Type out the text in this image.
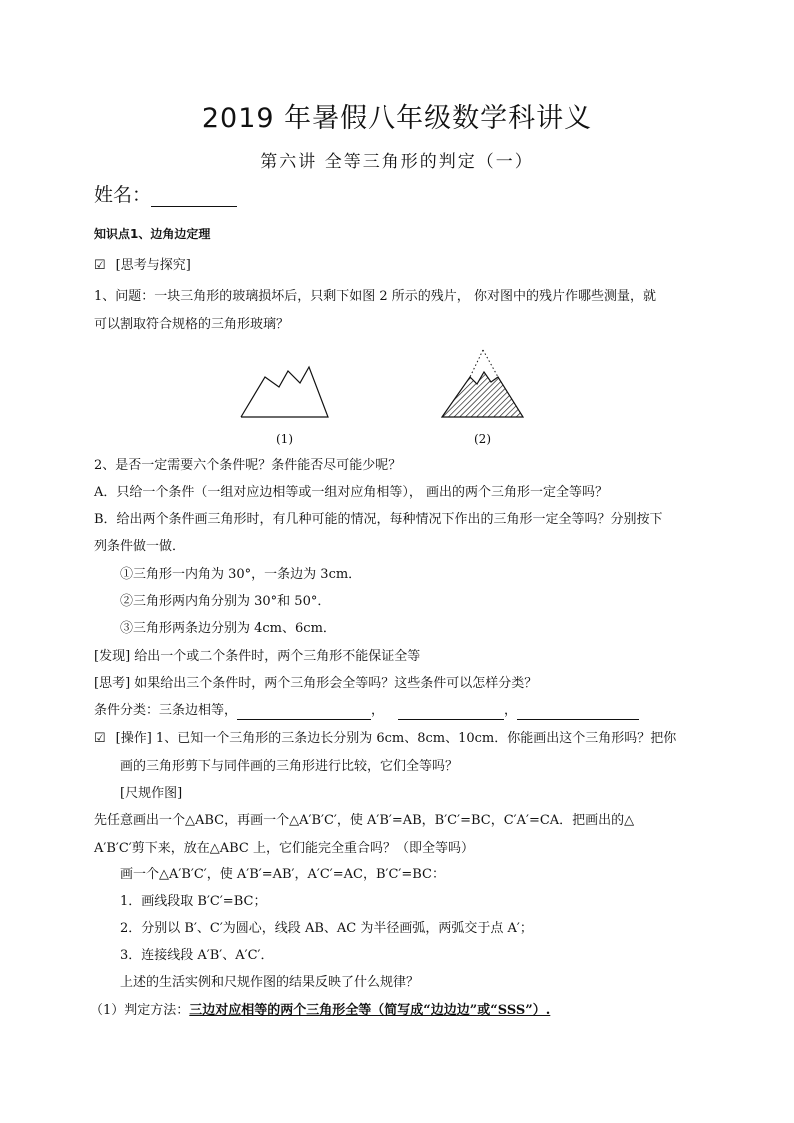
2019 年暑假八年级数学科讲义
第六讲 全等三角形的判定（一）
姓名：
知识点1、边角边定理
☑ [思考与探究]
1、问题：一块三角形的玻璃损坏后，只剩下如图 2 所示的残片， 你对图中的残片作哪些测量，就
可以割取符合规格的三角形玻璃？
(1)	(2)
2、是否一定需要六个条件呢？条件能否尽可能少呢？
A．只给一个条件（一组对应边相等或一组对应角相等）， 画出的两个三角形一定全等吗？
B．给出两个条件画三角形时，有几种可能的情况，每种情况下作出的三角形一定全等吗？分别按下
列条件做一做．
①三角形一内角为 30°，一条边为 3cm．
②三角形两内角分别为 30°和 50°．
③三角形两条边分别为 4cm、6cm．
[发现] 给出一个或二个条件时，两个三角形不能保证全等
[思考] 如果给出三个条件时，两个三角形会全等吗？这些条件可以怎样分类？
条件分类：三条边相等，	，	，
☑ [操作] 1、已知一个三角形的三条边长分别为 6cm、8cm、10cm．你能画出这个三角形吗？把你
画的三角形剪下与同伴画的三角形进行比较，它们全等吗？
[尺规作图]
先任意画出一个△ABC，再画一个△A′B′C′，使 A′B′=AB，B′C′=BC，C′A′=CA．把画出的△
A′B′C′剪下来，放在△ABC 上，它们能完全重合吗？（即全等吗）
画一个△A′B′C′，使 A′B′=AB′，A′C′=AC，B′C′=BC：
1．画线段取 B′C′=BC；
2．分别以 B′、C′为圆心，线段 AB、AC 为半径画弧，两弧交于点 A′；
3．连接线段 A′B′、A′C′．
上述的生活实例和尺规作图的结果反映了什么规律？
（1）判定方法：三边对应相等的两个三角形全等（简写成“边边边”或“SSS”）.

- - - - - - -

Without the pictures, return the entries exactly as they appear.

* Result of this task
Type out the text in this image.
2019 年暑假八年级数学科讲义
第六讲 全等三角形的判定（一）
姓名：
知识点1、边角边定理
☑ [思考与探究]
1、问题：一块三角形的玻璃损坏后，只剩下如图 2 所示的残片， 你对图中的残片作哪些测量，就
可以割取符合规格的三角形玻璃？
(1)	(2)
2、是否一定需要六个条件呢？条件能否尽可能少呢？
A．只给一个条件（一组对应边相等或一组对应角相等）， 画出的两个三角形一定全等吗？
B．给出两个条件画三角形时，有几种可能的情况，每种情况下作出的三角形一定全等吗？分别按下
列条件做一做．
①三角形一内角为 30°，一条边为 3cm．
②三角形两内角分别为 30°和 50°．
③三角形两条边分别为 4cm、6cm．
[发现] 给出一个或二个条件时，两个三角形不能保证全等
[思考] 如果给出三个条件时，两个三角形会全等吗？这些条件可以怎样分类？
条件分类：三条边相等，	，	，
☑ [操作] 1、已知一个三角形的三条边长分别为 6cm、8cm、10cm．你能画出这个三角形吗？把你
画的三角形剪下与同伴画的三角形进行比较，它们全等吗？
[尺规作图]
先任意画出一个△ABC，再画一个△A′B′C′，使 A′B′=AB，B′C′=BC，C′A′=CA．把画出的△
A′B′C′剪下来，放在△ABC 上，它们能完全重合吗？（即全等吗）
画一个△A′B′C′，使 A′B′=AB′，A′C′=AC，B′C′=BC：
1．画线段取 B′C′=BC；
2．分别以 B′、C′为圆心，线段 AB、AC 为半径画弧，两弧交于点 A′；
3．连接线段 A′B′、A′C′．
上述的生活实例和尺规作图的结果反映了什么规律？
（1）判定方法：三边对应相等的两个三角形全等（简写成“边边边”或“SSS”）.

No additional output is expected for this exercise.